▶ PROMPT
Give the number of lines below that contain "заявителя", with no other output.

▶ MATERIAL PROVIDED
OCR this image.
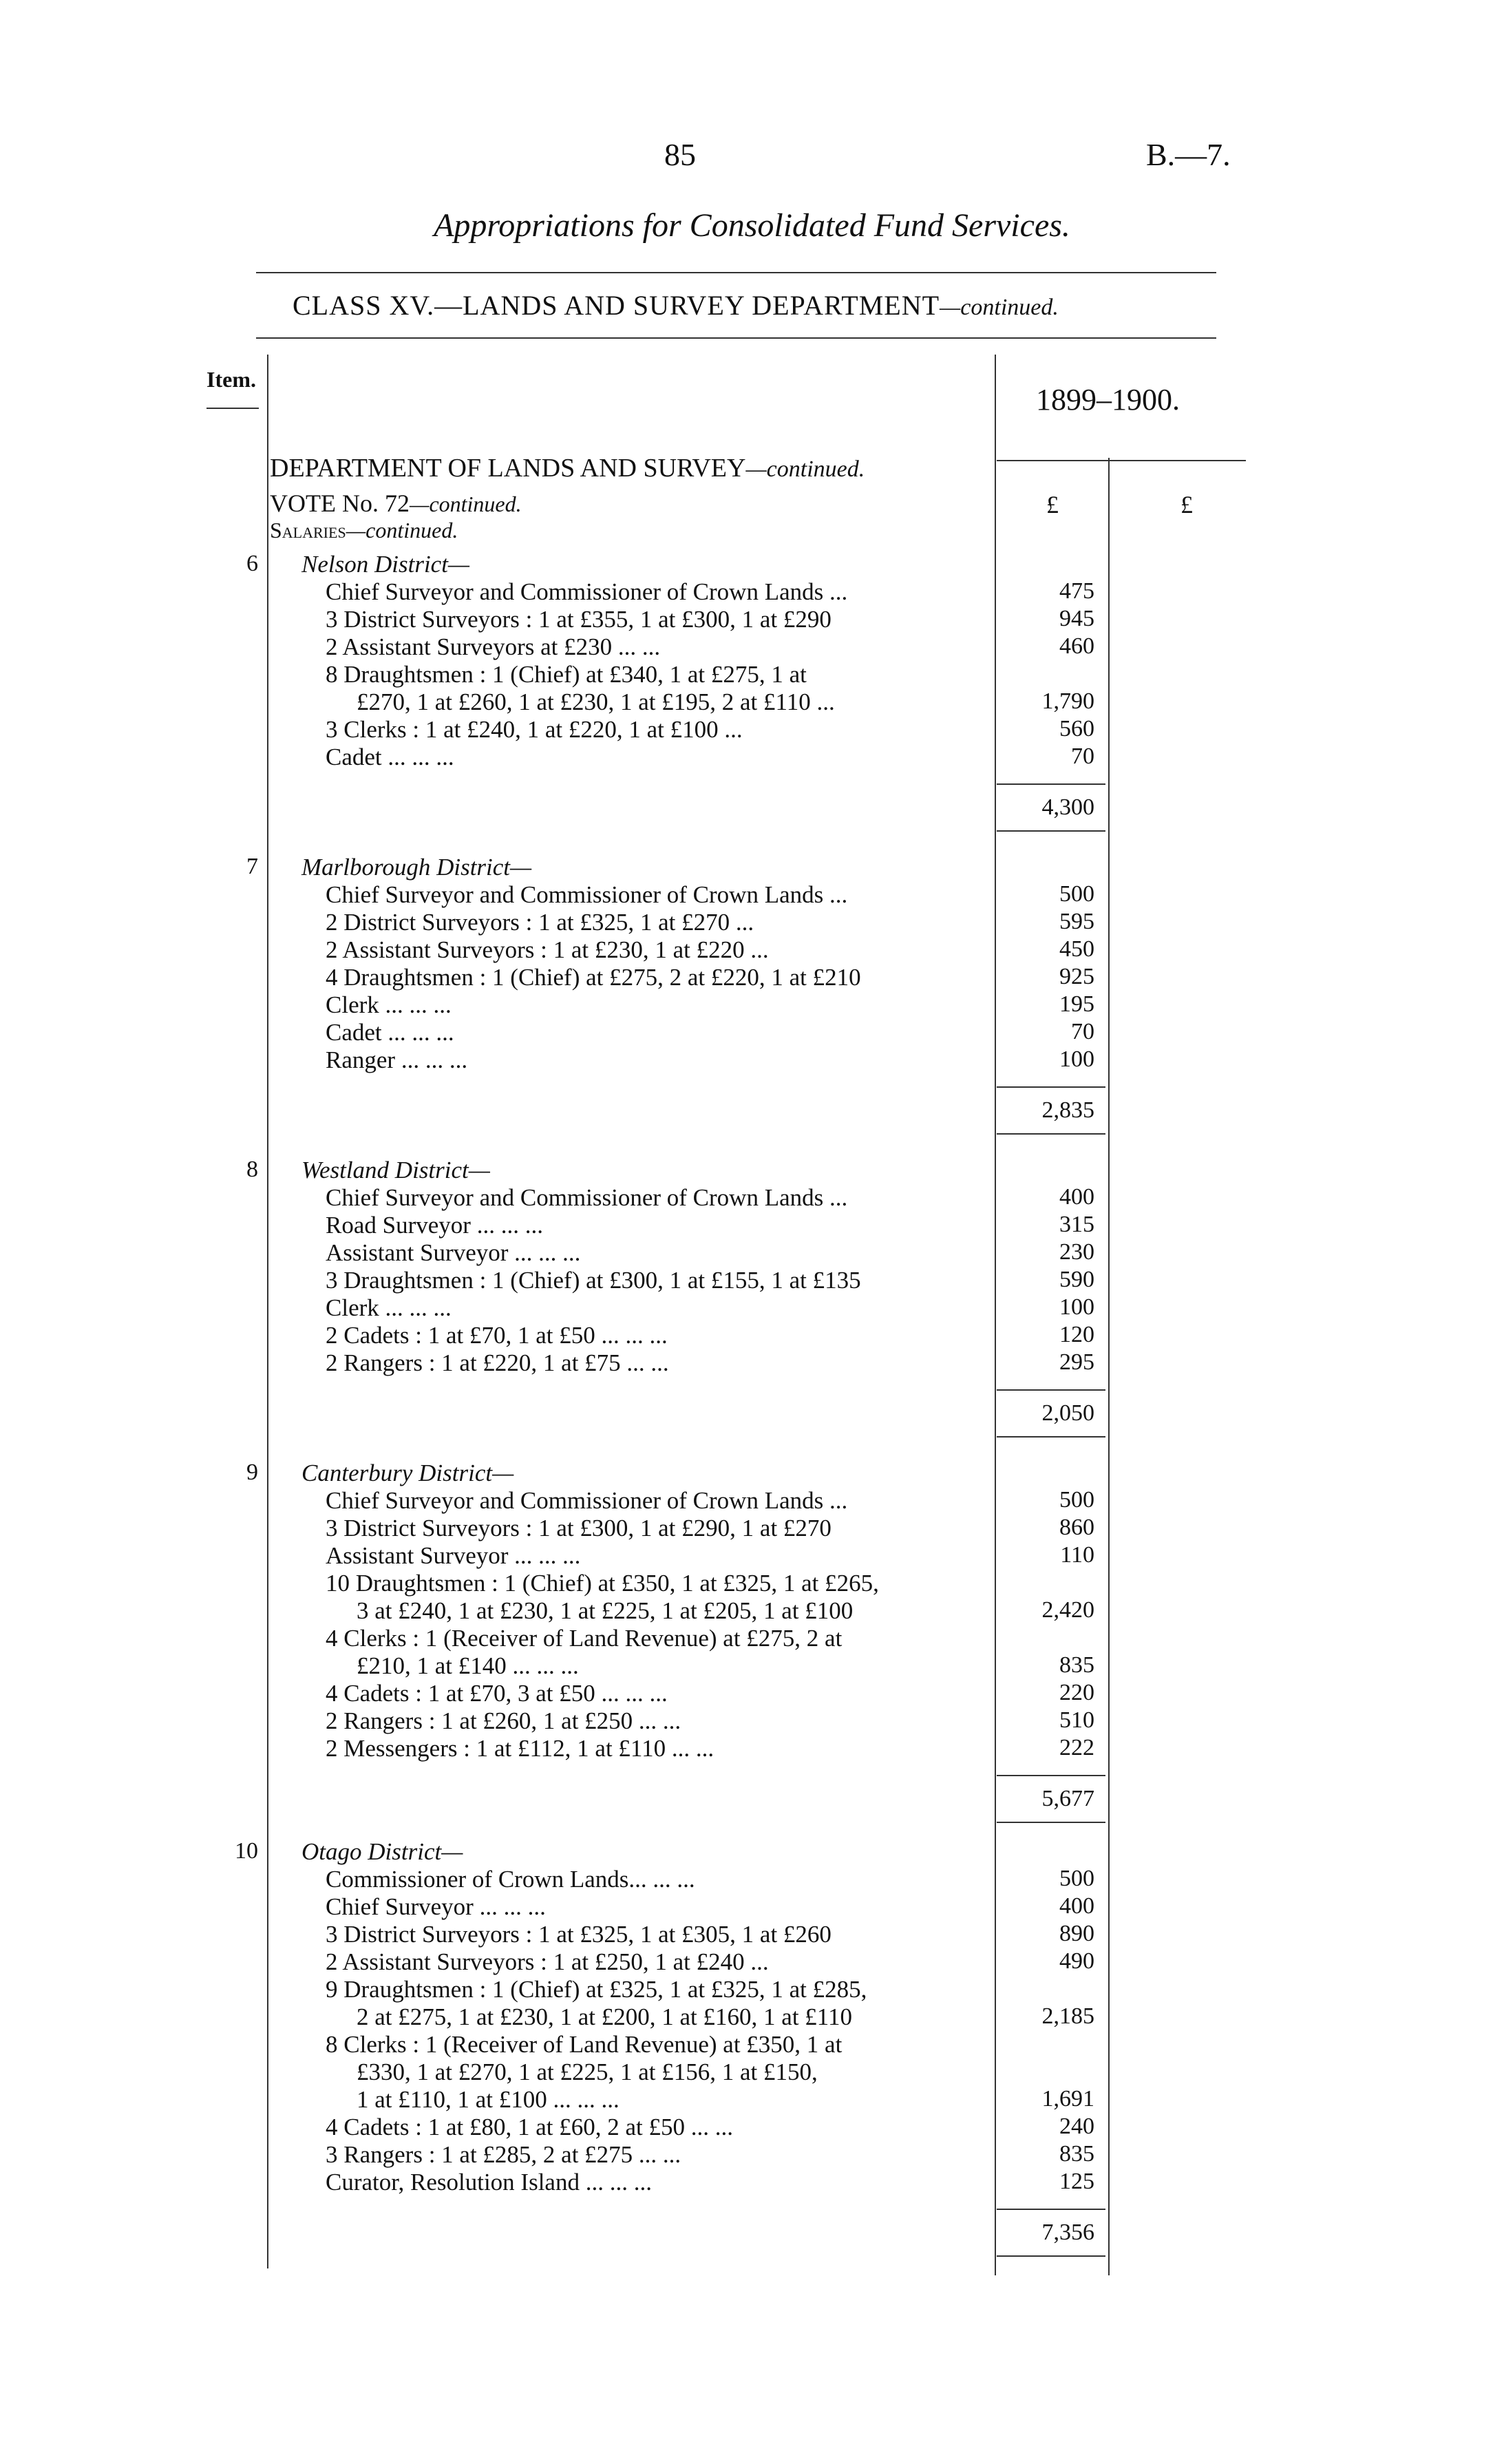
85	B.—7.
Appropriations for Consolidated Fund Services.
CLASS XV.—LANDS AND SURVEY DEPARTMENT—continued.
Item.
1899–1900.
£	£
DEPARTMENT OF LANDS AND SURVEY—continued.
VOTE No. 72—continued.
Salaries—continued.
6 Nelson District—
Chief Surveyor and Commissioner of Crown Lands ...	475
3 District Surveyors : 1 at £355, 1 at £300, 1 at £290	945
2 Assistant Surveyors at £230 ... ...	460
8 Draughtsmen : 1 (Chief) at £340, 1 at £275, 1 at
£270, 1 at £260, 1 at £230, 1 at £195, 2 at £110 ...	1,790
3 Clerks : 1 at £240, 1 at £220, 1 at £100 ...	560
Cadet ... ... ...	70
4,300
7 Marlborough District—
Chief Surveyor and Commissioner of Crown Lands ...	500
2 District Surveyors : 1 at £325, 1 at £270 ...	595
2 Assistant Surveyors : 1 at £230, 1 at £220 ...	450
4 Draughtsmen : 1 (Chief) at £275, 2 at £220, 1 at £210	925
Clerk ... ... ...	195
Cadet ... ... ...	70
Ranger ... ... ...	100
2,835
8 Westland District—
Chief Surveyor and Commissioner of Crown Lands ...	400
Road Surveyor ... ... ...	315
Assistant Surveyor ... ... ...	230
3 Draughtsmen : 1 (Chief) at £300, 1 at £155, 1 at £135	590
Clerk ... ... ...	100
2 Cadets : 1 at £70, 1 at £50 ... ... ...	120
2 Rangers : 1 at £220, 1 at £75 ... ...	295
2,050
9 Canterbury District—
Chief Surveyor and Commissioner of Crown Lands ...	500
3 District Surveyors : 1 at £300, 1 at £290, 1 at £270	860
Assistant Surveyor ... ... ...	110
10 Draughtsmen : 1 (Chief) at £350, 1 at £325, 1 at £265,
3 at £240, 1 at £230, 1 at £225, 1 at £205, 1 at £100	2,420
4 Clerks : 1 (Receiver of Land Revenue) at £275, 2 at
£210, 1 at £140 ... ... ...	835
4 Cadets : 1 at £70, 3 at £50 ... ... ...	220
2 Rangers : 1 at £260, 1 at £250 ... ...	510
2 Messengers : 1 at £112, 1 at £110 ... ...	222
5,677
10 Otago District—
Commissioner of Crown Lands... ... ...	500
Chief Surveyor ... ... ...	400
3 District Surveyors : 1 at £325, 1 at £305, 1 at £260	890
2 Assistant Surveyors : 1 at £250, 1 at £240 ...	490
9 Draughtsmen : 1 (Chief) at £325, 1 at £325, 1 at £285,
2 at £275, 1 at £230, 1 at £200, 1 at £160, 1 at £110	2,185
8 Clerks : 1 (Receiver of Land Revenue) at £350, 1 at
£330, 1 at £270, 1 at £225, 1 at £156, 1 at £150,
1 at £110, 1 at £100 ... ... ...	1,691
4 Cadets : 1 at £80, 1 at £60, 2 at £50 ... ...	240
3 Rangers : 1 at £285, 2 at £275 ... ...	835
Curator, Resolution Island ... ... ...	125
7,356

---

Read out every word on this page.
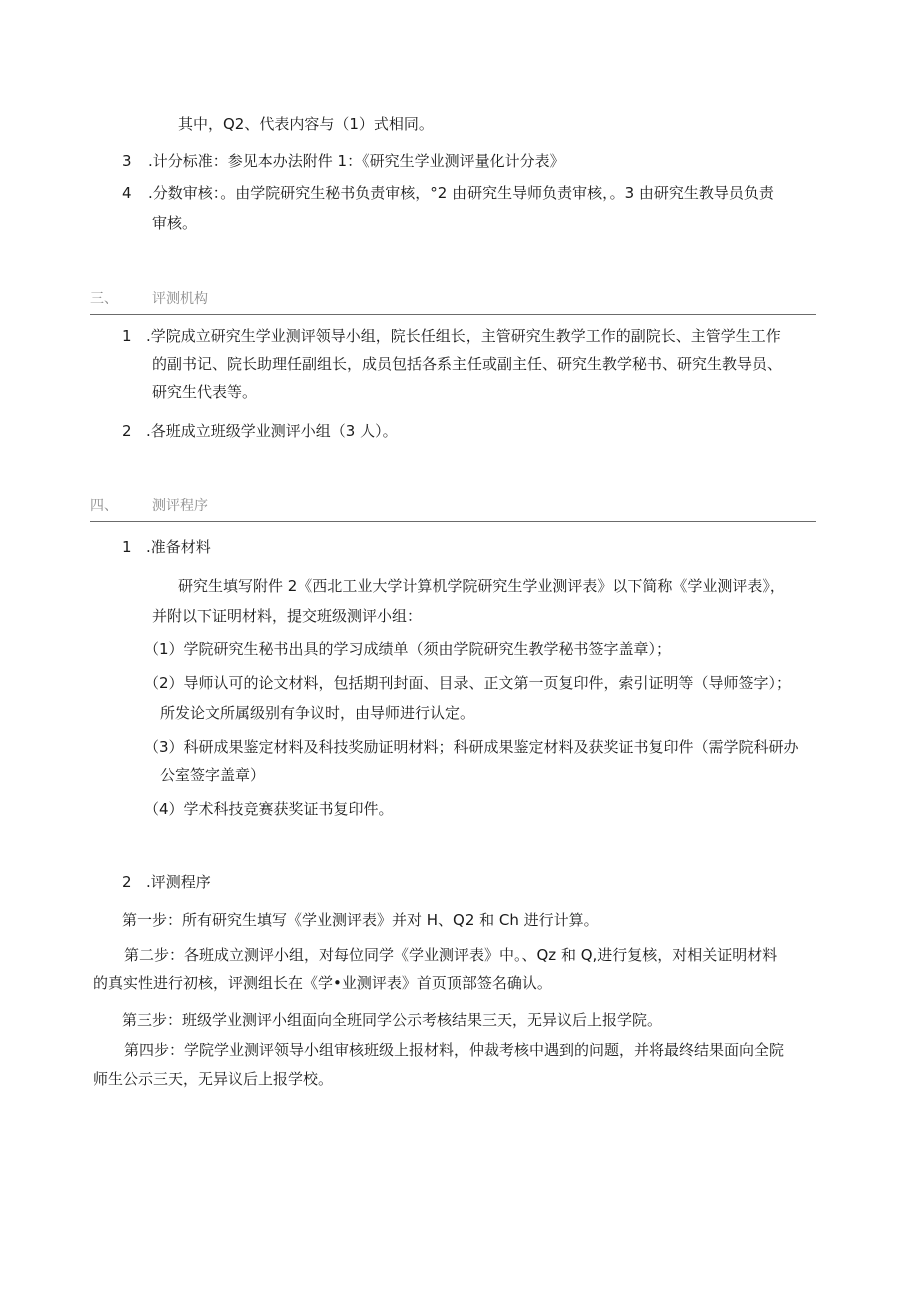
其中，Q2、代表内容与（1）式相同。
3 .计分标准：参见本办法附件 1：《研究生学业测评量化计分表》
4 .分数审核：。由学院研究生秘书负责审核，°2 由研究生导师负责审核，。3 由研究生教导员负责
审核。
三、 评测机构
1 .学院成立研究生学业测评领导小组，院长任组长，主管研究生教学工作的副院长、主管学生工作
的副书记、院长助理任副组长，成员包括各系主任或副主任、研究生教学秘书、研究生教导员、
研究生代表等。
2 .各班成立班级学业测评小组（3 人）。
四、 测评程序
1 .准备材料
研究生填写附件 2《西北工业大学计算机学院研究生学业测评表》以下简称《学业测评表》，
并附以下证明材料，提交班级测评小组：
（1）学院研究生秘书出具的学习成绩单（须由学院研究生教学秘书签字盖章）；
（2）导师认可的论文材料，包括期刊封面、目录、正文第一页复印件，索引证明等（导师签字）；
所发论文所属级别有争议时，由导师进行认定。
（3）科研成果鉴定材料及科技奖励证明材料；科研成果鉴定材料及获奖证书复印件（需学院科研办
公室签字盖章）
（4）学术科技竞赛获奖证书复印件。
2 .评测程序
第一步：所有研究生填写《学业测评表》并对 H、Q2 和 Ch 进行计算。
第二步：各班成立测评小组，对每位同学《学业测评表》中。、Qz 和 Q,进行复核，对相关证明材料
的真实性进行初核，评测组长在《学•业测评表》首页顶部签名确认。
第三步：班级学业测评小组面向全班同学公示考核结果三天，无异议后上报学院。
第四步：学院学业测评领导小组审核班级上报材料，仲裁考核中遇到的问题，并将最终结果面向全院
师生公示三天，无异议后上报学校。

--

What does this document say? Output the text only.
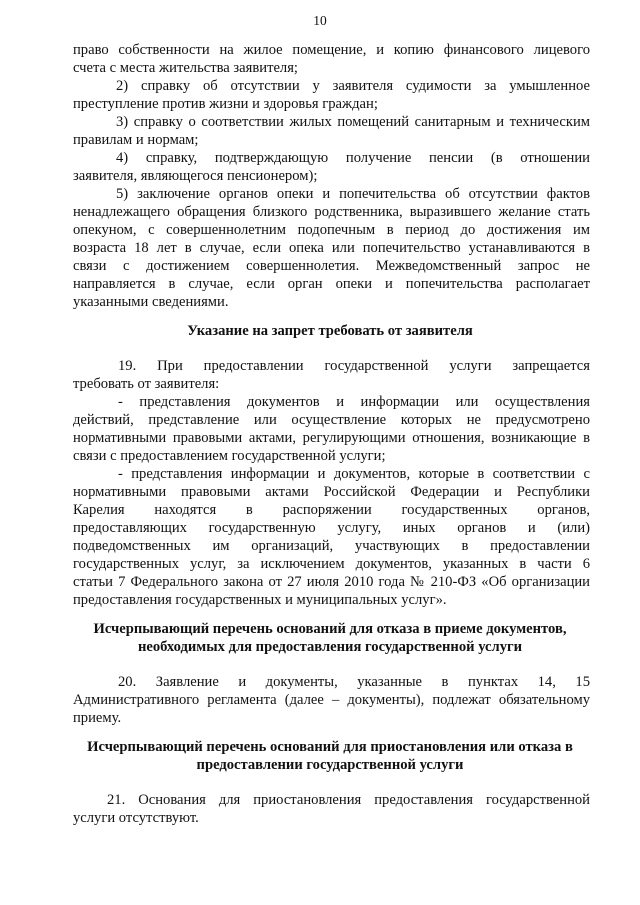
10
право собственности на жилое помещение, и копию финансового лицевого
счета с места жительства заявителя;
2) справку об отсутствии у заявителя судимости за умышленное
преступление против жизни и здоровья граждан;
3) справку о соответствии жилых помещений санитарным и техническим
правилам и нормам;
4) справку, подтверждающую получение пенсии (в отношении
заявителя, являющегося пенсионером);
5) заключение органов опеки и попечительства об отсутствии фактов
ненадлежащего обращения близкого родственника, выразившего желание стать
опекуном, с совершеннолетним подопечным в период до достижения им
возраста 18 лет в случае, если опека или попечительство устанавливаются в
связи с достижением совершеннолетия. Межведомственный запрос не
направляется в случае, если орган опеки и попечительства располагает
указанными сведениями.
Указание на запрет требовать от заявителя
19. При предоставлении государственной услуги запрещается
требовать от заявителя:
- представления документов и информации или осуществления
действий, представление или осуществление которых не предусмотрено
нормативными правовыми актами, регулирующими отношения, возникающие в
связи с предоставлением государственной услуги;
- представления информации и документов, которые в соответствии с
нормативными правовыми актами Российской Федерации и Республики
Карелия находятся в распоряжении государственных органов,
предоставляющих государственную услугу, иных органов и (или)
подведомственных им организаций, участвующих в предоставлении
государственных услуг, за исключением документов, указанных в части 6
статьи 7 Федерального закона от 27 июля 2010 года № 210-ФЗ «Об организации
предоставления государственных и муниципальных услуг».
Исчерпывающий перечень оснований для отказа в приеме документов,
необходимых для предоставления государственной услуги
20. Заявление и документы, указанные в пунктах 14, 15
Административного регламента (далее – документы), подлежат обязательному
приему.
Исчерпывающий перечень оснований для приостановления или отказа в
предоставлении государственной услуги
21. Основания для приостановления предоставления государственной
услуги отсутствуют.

▶ EXERCISE RESPONSE
5